Goal of the exercise -
Select the lines of the records containing the word "actions" and list them.

* START *

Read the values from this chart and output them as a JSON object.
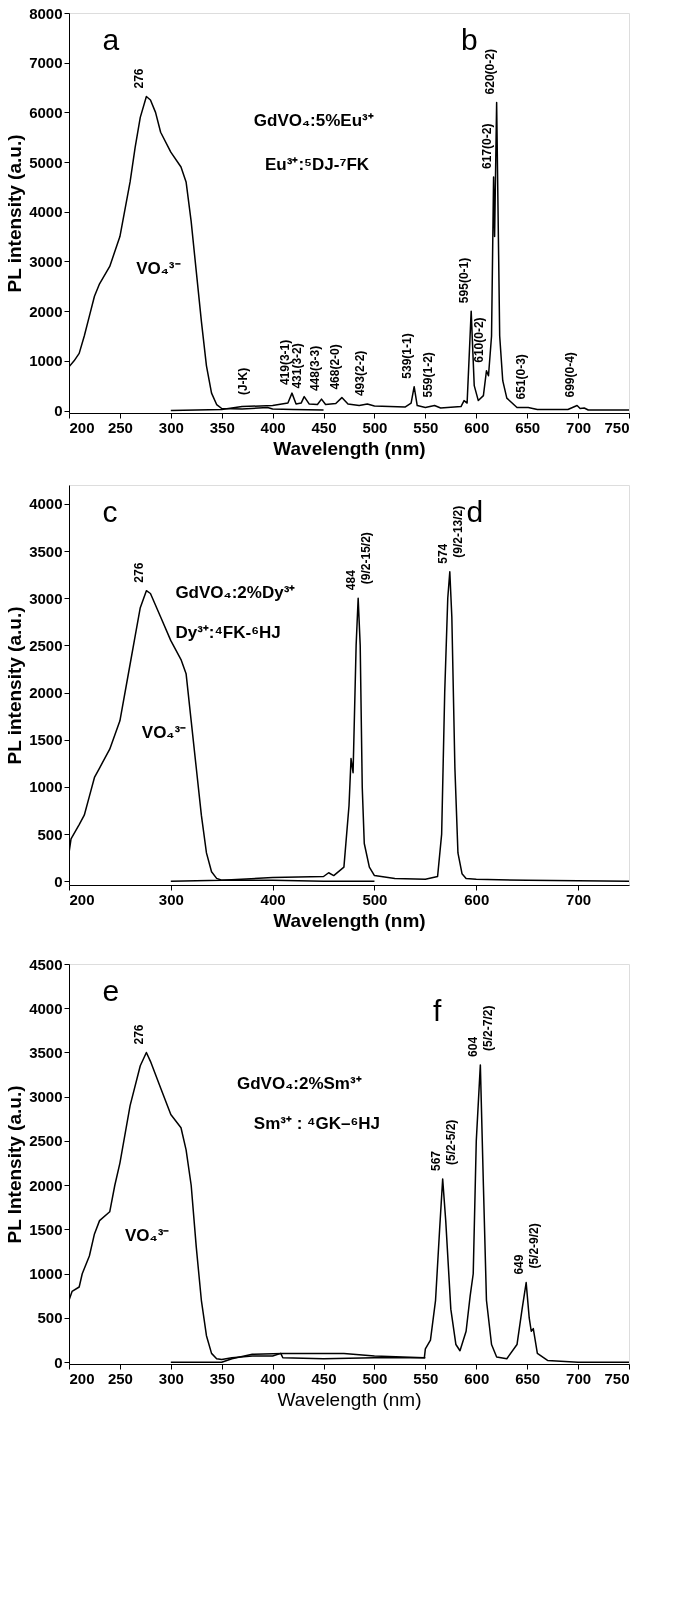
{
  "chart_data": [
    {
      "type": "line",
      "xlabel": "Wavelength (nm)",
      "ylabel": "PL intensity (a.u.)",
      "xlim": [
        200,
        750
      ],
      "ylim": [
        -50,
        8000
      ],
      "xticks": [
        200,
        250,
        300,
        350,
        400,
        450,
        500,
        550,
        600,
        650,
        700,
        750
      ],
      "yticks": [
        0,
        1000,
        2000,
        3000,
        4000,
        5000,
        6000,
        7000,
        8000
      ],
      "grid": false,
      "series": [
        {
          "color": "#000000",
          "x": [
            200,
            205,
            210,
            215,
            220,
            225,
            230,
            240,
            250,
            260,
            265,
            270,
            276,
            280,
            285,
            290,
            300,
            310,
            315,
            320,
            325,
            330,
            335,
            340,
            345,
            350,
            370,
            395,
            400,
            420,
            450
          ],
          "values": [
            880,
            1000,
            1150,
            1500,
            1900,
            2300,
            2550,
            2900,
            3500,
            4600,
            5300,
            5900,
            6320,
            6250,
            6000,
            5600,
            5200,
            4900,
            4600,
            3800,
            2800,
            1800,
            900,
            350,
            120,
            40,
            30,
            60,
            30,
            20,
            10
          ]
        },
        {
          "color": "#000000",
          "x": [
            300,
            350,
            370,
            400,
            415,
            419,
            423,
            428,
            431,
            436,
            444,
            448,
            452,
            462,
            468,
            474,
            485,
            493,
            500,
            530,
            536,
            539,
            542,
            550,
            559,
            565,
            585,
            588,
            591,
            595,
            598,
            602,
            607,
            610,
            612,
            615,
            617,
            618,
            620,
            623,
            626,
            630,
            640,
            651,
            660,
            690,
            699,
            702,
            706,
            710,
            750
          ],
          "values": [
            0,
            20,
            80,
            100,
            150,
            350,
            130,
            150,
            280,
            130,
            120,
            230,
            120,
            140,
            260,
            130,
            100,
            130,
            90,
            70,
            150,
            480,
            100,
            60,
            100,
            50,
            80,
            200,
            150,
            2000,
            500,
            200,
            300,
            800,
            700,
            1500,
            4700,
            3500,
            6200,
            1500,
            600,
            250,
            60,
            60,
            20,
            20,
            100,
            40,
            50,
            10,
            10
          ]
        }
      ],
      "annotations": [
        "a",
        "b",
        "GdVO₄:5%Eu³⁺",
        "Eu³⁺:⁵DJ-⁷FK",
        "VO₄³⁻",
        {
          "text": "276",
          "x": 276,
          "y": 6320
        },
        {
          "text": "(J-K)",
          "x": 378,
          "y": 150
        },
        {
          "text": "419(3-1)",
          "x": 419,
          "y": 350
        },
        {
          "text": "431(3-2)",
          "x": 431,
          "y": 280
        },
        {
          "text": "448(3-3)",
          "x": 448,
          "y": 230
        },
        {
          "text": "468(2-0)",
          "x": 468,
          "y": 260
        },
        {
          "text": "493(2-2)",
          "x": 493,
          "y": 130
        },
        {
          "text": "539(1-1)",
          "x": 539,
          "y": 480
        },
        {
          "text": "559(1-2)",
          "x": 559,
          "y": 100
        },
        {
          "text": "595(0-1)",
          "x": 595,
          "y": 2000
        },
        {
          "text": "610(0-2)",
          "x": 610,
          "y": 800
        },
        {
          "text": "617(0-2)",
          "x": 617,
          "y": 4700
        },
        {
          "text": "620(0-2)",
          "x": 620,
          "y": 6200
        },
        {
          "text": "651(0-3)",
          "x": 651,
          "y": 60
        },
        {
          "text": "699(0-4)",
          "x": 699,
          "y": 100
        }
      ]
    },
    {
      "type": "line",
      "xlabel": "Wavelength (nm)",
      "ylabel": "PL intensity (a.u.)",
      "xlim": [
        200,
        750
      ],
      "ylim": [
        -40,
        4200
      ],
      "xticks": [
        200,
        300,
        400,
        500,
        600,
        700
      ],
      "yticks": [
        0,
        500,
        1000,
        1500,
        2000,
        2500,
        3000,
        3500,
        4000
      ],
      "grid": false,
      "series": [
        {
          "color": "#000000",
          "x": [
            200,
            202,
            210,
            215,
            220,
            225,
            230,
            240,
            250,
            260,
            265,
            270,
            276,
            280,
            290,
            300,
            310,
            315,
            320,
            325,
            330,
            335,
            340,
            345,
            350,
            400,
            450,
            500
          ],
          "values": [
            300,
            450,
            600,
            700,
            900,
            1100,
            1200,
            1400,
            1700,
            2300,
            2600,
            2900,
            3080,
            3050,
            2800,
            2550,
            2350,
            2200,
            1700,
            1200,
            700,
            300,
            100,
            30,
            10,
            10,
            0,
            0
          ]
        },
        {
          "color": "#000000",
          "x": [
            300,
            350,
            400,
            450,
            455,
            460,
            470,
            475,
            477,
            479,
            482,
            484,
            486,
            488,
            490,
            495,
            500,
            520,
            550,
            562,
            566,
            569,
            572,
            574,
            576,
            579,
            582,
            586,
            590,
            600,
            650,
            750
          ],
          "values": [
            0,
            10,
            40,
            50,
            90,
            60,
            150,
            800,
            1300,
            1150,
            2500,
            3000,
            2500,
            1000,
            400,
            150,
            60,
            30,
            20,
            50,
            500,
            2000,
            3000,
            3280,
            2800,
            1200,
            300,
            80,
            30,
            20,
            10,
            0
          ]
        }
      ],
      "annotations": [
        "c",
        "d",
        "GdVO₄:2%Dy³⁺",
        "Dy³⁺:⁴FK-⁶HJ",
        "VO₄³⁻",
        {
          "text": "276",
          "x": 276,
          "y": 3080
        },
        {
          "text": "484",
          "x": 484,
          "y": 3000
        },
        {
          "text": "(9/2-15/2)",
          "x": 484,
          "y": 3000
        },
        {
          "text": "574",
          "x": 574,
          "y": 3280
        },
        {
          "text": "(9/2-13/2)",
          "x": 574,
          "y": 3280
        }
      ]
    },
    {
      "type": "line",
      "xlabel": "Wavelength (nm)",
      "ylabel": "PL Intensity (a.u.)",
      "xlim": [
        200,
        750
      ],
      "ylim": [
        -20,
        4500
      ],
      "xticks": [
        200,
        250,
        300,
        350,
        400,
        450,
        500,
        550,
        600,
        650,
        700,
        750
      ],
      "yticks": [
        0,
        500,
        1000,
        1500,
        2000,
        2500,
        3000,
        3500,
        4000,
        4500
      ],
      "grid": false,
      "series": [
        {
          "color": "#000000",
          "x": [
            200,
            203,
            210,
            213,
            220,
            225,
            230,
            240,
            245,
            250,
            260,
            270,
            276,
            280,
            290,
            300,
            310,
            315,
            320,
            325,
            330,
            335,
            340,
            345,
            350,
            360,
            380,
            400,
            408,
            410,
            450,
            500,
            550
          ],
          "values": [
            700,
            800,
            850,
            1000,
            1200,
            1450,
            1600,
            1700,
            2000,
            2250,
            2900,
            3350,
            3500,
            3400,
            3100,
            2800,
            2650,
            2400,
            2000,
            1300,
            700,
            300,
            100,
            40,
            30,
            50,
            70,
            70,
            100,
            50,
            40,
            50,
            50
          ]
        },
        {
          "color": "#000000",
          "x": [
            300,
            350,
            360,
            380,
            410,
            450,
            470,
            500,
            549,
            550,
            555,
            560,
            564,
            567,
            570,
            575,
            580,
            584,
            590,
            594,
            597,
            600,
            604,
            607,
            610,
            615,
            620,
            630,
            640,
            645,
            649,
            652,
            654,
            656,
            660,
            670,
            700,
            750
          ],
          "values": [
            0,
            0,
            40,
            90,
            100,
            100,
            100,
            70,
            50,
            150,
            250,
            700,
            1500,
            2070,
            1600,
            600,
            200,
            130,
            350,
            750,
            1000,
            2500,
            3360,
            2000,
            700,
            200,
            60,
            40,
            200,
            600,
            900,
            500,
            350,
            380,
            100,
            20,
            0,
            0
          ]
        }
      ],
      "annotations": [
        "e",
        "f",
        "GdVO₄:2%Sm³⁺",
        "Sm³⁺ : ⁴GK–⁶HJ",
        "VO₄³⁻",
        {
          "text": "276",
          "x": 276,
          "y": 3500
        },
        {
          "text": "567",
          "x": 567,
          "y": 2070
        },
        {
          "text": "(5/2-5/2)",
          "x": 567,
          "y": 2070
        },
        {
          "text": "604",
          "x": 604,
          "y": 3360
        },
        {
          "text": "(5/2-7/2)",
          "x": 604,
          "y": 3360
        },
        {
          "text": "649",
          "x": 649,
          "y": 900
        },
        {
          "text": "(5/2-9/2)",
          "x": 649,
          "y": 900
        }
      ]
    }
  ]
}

* END *
* START *

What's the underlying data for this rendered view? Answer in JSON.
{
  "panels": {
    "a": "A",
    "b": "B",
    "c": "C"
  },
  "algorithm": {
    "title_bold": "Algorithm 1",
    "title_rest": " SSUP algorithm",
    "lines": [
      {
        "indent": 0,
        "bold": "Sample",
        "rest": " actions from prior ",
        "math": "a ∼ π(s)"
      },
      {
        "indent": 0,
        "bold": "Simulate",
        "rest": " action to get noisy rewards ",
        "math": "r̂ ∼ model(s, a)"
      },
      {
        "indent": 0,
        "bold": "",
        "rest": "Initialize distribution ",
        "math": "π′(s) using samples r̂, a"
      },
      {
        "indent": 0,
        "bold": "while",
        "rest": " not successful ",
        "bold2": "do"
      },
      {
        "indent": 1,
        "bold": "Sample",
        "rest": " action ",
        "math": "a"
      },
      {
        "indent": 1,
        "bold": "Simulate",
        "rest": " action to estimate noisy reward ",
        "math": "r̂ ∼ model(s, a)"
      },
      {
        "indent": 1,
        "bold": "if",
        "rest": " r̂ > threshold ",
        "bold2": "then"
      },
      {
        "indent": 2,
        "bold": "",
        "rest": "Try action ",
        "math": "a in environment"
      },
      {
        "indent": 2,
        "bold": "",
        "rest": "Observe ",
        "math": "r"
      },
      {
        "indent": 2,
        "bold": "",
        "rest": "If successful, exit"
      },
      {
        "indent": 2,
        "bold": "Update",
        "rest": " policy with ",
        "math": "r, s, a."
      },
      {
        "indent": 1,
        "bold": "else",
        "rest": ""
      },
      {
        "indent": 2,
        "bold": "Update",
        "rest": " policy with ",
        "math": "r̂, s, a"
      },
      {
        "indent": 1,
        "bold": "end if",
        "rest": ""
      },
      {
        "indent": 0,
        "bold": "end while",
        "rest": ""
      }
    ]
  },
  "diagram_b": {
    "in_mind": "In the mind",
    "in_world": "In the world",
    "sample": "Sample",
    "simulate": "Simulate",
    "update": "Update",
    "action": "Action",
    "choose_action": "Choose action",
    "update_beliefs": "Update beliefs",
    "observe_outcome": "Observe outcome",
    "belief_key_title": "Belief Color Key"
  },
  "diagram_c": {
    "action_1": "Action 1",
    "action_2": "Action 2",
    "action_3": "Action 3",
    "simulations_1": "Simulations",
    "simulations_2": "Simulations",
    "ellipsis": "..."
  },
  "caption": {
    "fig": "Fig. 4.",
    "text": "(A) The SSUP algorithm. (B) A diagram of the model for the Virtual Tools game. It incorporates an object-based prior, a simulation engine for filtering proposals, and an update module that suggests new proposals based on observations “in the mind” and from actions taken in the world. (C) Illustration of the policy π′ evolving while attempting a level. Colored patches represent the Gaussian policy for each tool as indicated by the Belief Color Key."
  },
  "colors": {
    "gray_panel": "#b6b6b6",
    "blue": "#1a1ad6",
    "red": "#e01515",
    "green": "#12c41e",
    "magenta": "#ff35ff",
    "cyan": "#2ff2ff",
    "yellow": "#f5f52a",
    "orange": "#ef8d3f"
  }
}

* END *
* START *

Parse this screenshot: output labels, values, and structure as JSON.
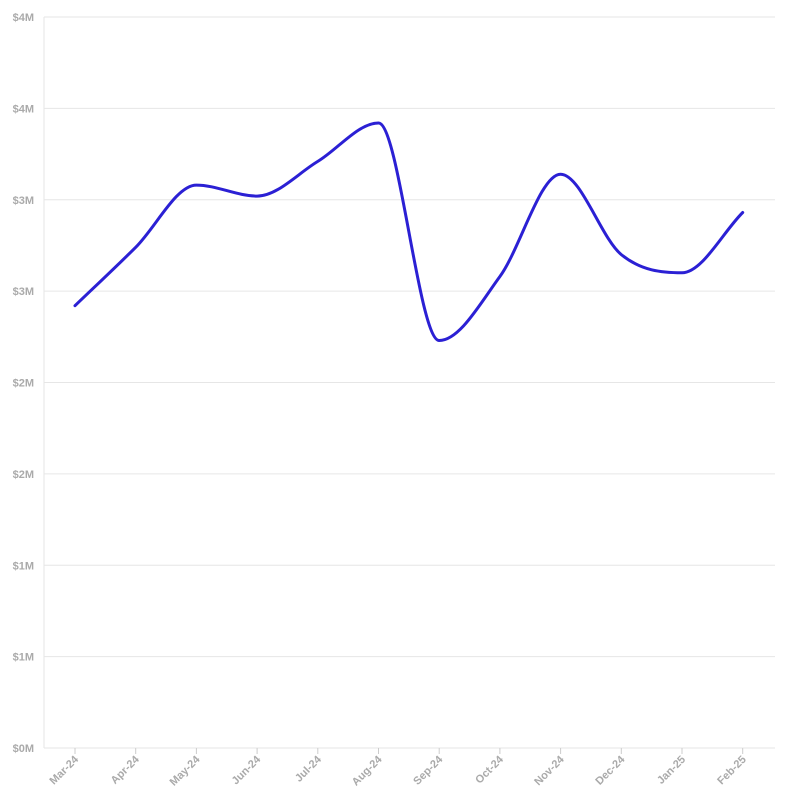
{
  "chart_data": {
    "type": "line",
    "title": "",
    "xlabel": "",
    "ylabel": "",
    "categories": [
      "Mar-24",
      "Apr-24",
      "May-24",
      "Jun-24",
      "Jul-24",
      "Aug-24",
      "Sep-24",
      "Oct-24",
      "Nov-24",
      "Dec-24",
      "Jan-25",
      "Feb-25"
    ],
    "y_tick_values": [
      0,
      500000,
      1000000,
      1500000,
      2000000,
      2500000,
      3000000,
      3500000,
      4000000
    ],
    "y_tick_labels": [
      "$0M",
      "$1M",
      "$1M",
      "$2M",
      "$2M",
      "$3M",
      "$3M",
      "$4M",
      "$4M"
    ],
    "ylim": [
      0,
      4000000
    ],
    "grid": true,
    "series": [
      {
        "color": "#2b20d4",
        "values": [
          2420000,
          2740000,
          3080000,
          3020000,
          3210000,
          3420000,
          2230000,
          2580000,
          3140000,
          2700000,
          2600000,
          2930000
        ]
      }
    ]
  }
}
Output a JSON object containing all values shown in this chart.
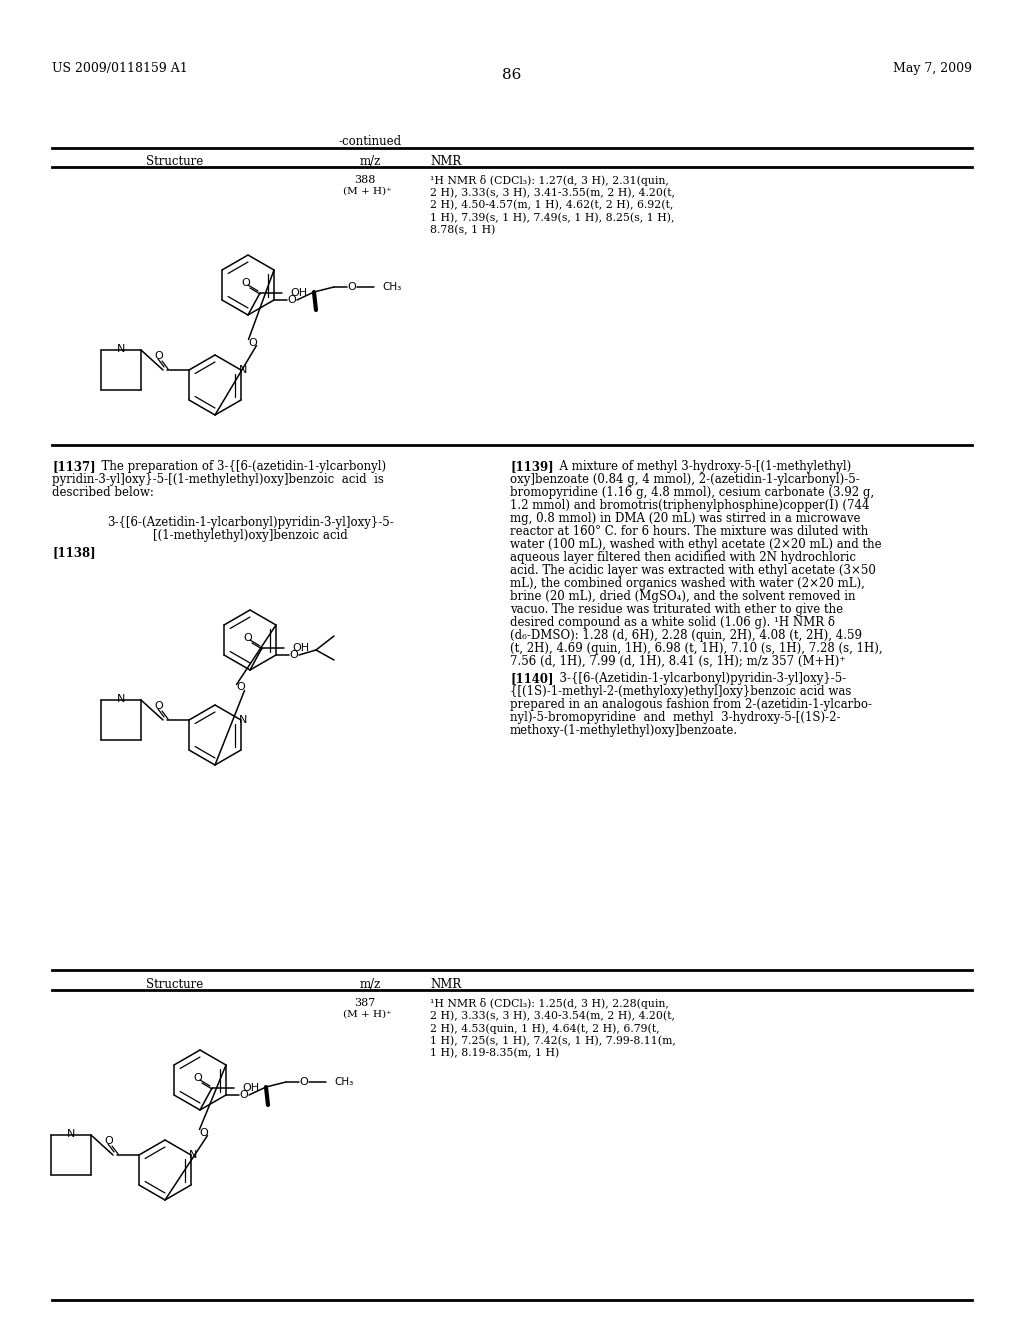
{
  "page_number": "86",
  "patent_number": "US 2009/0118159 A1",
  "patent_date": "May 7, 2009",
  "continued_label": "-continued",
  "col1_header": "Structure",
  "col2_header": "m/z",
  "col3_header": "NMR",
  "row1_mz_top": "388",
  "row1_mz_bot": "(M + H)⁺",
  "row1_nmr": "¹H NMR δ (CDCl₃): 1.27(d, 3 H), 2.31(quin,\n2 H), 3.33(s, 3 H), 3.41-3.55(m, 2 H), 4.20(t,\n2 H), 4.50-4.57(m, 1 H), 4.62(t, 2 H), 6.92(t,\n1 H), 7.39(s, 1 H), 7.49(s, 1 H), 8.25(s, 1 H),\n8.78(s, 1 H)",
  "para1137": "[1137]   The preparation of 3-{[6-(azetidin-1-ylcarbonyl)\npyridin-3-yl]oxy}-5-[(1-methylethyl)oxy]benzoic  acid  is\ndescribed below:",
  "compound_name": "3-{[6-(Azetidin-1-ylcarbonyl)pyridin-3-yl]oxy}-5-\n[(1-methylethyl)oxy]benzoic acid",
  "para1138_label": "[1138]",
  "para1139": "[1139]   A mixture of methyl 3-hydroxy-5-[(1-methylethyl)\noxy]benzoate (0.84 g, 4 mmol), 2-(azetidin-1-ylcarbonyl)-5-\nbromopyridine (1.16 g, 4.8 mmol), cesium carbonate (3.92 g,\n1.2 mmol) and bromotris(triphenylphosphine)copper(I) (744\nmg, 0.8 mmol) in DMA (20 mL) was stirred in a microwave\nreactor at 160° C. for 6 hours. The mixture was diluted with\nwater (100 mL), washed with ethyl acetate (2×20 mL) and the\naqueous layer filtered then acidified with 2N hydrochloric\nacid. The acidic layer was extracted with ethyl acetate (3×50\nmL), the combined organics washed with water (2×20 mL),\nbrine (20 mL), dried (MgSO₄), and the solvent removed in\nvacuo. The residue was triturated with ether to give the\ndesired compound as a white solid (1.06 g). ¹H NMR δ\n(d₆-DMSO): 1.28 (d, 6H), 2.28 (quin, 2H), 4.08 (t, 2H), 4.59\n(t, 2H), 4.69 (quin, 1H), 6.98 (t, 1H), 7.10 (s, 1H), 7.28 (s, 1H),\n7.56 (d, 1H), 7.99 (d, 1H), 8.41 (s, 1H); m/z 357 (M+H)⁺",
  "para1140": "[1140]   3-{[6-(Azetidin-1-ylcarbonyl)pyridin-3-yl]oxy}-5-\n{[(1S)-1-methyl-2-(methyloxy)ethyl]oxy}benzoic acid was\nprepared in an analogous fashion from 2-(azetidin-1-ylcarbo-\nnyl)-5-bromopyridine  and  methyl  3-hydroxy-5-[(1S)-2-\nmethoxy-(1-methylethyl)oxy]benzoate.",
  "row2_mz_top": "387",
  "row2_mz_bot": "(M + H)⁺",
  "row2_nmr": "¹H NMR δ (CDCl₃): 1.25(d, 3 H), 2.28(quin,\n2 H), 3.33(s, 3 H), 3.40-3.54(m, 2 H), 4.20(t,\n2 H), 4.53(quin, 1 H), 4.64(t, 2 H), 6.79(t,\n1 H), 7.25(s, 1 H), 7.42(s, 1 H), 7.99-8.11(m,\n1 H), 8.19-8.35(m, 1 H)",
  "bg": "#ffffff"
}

* END *

The answer -
        "rest": " actions from prior ",
    "text": "(A) The SSUP algorithm. (B) A diagram of the model for the Virtual Tools game. It incorporates an object-based prior, a simulation engine for filtering proposals, and an update module that suggests new proposals based on observations “in the mind” and from actions taken in the world. (C) Illustration of the policy π′ evolving while attempting a level. Colored patches represent the Gaussian policy for each tool as indicated by the Belief Color Key."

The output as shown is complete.